Exercise instructions
Copy each line below that contains "color".

Given entries
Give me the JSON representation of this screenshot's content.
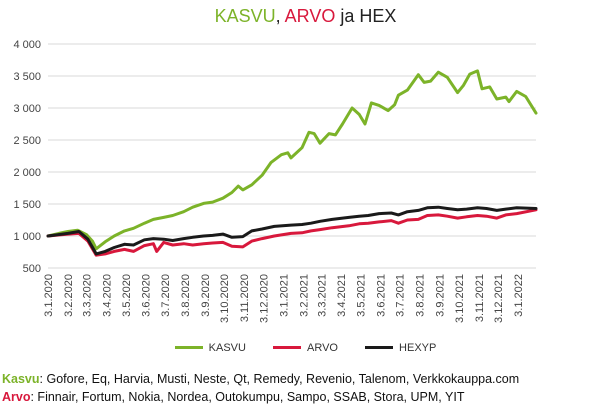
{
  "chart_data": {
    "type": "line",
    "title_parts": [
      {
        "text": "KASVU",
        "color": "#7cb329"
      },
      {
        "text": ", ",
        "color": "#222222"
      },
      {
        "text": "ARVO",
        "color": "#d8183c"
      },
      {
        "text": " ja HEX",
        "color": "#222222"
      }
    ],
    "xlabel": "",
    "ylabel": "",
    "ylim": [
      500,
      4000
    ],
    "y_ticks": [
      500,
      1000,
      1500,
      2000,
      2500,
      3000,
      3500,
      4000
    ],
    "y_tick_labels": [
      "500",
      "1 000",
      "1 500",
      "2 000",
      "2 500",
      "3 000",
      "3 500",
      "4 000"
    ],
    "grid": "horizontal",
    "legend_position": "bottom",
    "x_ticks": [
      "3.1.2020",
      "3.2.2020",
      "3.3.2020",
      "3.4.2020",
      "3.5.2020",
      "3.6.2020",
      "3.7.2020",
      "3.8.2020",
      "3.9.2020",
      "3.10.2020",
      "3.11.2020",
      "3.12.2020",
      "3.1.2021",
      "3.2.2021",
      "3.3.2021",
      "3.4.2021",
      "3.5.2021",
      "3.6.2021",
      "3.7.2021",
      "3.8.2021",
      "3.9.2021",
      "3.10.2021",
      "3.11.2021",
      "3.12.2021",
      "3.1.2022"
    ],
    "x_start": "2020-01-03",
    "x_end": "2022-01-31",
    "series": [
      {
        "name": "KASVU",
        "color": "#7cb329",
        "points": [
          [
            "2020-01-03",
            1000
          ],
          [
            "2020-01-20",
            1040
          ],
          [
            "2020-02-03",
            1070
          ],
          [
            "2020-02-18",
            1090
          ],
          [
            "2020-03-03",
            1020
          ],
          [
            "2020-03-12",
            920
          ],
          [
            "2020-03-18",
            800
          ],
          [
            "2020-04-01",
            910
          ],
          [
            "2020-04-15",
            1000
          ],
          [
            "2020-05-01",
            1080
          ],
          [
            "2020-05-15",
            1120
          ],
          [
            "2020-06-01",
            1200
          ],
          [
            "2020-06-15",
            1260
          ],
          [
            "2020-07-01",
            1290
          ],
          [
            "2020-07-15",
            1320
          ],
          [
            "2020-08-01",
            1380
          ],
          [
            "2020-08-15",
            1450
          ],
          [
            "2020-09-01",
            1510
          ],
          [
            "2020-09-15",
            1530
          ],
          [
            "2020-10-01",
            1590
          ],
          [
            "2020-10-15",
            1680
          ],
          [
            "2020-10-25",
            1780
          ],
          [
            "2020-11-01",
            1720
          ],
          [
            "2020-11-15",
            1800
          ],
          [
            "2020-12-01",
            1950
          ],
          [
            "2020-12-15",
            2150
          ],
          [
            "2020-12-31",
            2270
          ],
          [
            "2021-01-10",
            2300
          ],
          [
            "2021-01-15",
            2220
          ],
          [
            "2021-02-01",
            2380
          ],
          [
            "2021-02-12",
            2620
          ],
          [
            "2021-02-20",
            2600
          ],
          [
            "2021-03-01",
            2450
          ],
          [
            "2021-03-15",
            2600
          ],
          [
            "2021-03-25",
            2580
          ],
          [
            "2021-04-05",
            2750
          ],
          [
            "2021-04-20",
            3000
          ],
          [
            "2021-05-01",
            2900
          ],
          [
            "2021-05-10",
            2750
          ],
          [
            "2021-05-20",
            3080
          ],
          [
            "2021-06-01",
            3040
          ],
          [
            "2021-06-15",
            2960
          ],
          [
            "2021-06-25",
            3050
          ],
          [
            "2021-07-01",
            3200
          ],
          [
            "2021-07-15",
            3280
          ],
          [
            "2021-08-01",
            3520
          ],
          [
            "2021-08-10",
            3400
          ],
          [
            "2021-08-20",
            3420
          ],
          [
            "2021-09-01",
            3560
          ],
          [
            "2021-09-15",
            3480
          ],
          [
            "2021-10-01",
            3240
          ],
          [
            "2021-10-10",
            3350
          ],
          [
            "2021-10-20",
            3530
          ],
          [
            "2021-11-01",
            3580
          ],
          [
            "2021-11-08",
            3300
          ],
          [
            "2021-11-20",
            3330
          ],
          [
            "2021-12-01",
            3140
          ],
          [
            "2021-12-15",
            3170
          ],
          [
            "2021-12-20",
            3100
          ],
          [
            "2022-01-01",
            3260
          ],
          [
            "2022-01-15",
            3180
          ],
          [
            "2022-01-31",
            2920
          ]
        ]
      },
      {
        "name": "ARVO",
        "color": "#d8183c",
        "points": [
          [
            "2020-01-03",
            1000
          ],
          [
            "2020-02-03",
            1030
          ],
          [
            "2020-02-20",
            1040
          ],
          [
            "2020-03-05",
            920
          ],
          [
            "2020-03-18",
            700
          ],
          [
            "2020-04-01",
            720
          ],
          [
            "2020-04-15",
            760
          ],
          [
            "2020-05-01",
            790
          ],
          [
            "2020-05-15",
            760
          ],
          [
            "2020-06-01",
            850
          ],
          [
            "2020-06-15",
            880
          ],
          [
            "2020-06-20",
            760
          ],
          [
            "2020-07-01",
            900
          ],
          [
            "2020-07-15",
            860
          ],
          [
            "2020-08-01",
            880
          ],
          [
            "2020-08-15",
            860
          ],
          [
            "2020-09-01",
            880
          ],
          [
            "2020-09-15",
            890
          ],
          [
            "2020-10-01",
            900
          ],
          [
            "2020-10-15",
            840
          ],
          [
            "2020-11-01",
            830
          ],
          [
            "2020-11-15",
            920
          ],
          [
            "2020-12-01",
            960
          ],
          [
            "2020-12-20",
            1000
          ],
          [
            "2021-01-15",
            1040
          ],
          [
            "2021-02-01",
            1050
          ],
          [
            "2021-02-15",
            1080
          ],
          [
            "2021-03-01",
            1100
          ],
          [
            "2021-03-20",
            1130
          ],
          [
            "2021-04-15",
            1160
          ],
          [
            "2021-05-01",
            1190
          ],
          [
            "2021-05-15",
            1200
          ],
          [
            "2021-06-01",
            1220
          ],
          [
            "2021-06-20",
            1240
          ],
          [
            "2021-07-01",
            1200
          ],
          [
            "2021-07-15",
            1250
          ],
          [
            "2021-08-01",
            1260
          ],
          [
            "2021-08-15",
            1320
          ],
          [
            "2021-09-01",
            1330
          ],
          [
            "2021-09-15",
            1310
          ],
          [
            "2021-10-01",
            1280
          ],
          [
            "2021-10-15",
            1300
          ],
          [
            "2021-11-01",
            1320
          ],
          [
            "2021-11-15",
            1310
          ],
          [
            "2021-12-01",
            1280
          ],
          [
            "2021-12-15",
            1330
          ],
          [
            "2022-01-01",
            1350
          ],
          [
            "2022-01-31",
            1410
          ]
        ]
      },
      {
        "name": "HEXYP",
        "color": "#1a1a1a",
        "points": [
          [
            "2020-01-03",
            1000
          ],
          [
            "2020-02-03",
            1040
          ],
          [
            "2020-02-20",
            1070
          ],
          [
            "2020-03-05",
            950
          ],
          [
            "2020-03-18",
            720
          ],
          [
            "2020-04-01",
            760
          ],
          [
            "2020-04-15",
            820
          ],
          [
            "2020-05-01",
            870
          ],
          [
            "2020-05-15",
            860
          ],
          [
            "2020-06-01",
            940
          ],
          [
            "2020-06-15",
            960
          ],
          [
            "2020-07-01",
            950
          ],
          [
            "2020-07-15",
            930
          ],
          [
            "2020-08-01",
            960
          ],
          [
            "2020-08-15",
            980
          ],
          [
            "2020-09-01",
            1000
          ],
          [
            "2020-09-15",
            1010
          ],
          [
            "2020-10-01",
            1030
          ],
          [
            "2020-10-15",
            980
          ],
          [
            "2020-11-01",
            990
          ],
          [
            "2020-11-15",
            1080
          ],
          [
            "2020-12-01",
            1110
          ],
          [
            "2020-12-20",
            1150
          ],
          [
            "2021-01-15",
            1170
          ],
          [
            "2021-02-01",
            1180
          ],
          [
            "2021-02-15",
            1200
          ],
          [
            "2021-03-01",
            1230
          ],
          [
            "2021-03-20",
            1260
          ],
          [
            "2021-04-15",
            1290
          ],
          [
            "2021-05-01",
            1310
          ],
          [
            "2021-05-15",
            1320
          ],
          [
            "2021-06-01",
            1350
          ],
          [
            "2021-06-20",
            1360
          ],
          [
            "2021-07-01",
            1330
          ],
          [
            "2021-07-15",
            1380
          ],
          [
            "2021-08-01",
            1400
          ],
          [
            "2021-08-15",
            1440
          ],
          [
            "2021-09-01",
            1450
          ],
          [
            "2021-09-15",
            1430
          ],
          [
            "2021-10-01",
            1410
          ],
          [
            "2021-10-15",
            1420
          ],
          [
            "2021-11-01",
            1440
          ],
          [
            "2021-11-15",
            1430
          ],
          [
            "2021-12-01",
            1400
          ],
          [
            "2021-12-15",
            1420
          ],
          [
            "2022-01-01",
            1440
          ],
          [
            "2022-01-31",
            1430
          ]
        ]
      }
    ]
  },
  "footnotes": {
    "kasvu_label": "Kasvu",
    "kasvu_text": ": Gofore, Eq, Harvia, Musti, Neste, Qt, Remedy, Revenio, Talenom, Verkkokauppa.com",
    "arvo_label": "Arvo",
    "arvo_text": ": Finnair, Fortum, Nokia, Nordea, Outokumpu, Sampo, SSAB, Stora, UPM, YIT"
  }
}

Solution for this exercise
        "color": "#7cb329"
        "color": "#222222"
        "color": "#d8183c"
        "color": "#222222"
        "color": "#7cb329",
        "color": "#d8183c",
        "color": "#1a1a1a",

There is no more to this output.